## Short exercise
Copy out every line of the items below word for word, with nothing changed.

* Begin Supplied entries *

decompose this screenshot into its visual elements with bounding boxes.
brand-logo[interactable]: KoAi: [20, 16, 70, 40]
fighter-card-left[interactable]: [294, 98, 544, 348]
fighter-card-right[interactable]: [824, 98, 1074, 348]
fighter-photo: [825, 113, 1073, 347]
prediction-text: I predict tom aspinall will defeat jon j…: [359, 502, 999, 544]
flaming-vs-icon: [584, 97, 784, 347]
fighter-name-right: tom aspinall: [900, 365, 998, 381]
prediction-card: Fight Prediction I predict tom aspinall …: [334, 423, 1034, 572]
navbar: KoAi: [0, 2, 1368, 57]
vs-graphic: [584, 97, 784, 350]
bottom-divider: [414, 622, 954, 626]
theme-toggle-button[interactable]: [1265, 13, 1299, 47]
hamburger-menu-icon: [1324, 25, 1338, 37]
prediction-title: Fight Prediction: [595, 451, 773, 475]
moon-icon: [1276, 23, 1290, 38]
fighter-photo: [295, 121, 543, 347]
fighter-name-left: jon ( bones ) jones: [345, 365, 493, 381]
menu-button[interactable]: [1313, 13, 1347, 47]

* End Supplied entries *

## Reply to the task
decompose this screenshot into its visual elements with bounding boxes.
brand-logo[interactable]: KoAi: [20, 16, 70, 40]
fighter-card-left[interactable]: [294, 98, 544, 348]
fighter-card-right[interactable]: [824, 98, 1074, 348]
fighter-photo: [825, 113, 1073, 347]
prediction-text: I predict tom aspinall will defeat jon j…: [359, 502, 999, 544]
flaming-vs-icon: [584, 97, 784, 347]
fighter-name-right: tom aspinall: [900, 365, 998, 381]
prediction-card: Fight Prediction I predict tom aspinall …: [334, 423, 1034, 572]
navbar: KoAi: [0, 2, 1368, 57]
vs-graphic: [584, 97, 784, 350]
bottom-divider: [414, 622, 954, 626]
theme-toggle-button[interactable]: [1265, 13, 1299, 47]
hamburger-menu-icon: [1324, 25, 1338, 37]
prediction-title: Fight Prediction: [595, 451, 773, 475]
moon-icon: [1276, 23, 1290, 38]
fighter-photo: [295, 121, 543, 347]
fighter-name-left: jon ( bones ) jones: [345, 365, 493, 381]
menu-button[interactable]: [1313, 13, 1347, 47]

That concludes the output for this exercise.